DIRECTIONS ::
Return every entry exactly.

RECORDS FOR THIS EXERCISE ::

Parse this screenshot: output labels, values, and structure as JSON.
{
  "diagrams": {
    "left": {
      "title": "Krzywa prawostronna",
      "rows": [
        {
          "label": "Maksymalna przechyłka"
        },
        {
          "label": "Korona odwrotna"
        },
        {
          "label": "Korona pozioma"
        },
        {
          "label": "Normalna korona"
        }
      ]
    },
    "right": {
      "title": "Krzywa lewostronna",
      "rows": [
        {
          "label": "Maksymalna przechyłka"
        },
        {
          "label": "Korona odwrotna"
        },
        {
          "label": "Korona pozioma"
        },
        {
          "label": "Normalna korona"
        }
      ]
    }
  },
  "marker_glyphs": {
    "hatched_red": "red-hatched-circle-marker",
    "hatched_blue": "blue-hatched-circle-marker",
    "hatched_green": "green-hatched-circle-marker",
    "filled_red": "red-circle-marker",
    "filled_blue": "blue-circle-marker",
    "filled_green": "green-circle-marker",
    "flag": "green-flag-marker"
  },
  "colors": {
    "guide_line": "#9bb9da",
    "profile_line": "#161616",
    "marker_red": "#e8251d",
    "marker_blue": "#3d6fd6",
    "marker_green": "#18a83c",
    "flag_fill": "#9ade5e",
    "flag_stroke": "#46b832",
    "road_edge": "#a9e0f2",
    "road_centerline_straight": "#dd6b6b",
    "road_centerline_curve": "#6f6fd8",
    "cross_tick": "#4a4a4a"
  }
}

FINAL ANSWER ::
Parse this screenshot: output labels, values, and structure as JSON.
{
  "diagrams": {
    "left": {
      "title": "Krzywa prawostronna",
      "rows": [
        {
          "label": "Maksymalna przechyłka"
        },
        {
          "label": "Korona odwrotna"
        },
        {
          "label": "Korona pozioma"
        },
        {
          "label": "Normalna korona"
        }
      ]
    },
    "right": {
      "title": "Krzywa lewostronna",
      "rows": [
        {
          "label": "Maksymalna przechyłka"
        },
        {
          "label": "Korona odwrotna"
        },
        {
          "label": "Korona pozioma"
        },
        {
          "label": "Normalna korona"
        }
      ]
    }
  },
  "marker_glyphs": {
    "hatched_red": "red-hatched-circle-marker",
    "hatched_blue": "blue-hatched-circle-marker",
    "hatched_green": "green-hatched-circle-marker",
    "filled_red": "red-circle-marker",
    "filled_blue": "blue-circle-marker",
    "filled_green": "green-circle-marker",
    "flag": "green-flag-marker"
  },
  "colors": {
    "guide_line": "#9bb9da",
    "profile_line": "#161616",
    "marker_red": "#e8251d",
    "marker_blue": "#3d6fd6",
    "marker_green": "#18a83c",
    "flag_fill": "#9ade5e",
    "flag_stroke": "#46b832",
    "road_edge": "#a9e0f2",
    "road_centerline_straight": "#dd6b6b",
    "road_centerline_curve": "#6f6fd8",
    "cross_tick": "#4a4a4a"
  }
}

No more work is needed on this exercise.